Begin

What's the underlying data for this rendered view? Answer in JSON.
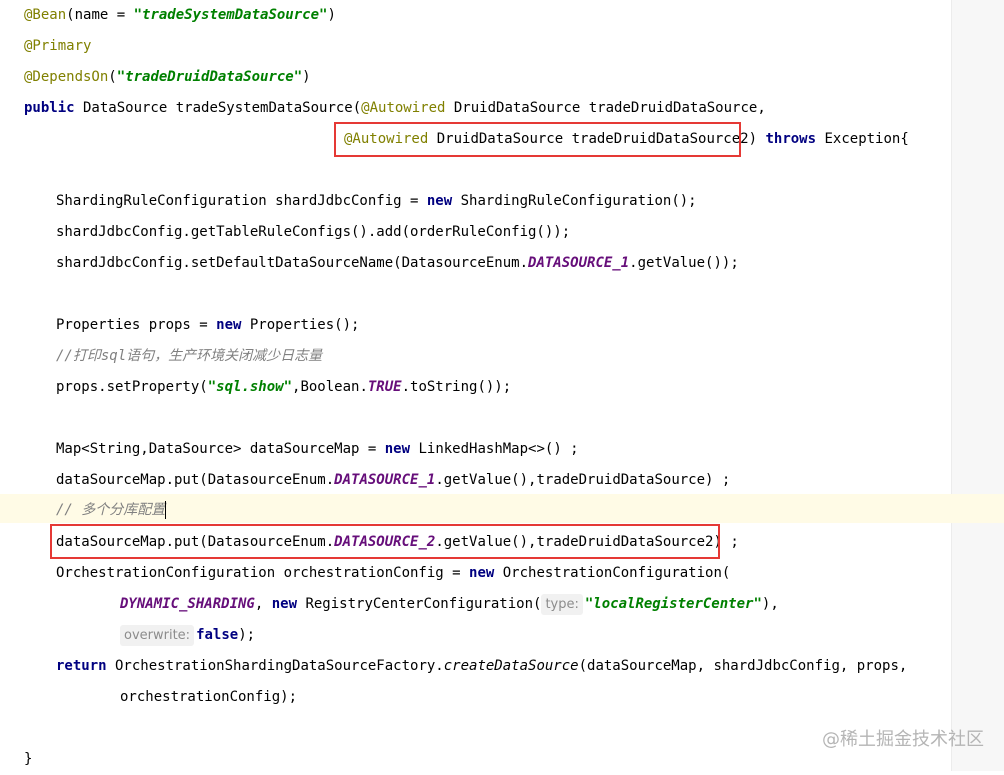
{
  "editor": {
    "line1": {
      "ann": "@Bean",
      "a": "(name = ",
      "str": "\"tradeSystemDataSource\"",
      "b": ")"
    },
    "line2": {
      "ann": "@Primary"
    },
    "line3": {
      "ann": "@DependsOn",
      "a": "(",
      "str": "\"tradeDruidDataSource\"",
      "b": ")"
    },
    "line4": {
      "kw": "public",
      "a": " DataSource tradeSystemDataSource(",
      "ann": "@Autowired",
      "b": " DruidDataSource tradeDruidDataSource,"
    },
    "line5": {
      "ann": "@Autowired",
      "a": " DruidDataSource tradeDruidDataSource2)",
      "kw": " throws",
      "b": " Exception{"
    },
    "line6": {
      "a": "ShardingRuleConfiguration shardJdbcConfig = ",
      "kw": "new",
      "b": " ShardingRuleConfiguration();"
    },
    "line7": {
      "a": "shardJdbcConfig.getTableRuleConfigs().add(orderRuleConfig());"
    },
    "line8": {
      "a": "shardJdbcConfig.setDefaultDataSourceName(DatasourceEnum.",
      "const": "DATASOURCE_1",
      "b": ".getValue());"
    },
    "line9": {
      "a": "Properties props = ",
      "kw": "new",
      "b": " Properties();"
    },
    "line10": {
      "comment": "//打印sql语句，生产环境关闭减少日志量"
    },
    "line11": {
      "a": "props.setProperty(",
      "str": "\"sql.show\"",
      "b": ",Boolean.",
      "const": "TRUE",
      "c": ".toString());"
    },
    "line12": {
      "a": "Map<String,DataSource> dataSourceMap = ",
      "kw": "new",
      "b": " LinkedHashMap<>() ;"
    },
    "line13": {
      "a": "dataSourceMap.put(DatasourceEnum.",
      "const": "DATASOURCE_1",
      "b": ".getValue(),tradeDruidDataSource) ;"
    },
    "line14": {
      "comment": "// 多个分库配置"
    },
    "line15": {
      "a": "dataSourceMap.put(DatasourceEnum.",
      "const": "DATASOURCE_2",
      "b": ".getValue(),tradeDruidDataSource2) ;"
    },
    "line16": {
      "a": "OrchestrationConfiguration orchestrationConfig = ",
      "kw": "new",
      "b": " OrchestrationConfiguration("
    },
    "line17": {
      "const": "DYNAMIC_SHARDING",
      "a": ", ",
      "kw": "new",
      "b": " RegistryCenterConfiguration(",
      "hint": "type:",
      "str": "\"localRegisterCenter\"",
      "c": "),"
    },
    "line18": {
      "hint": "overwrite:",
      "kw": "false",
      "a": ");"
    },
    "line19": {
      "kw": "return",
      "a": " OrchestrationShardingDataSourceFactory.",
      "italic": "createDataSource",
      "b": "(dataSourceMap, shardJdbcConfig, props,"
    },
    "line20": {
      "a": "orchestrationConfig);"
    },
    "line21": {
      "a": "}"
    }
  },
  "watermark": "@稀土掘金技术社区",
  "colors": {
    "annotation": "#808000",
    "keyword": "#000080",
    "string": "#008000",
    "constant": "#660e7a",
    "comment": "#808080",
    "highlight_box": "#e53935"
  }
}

End

> **REQUIREMENTS**:
Pick out and copy the lines of the material that include the word "getValue".

> **TASK RESPONSE**:
      "b": ".getValue());"
      "b": ".getValue(),tradeDruidDataSource) ;"
      "b": ".getValue(),tradeDruidDataSource2) ;"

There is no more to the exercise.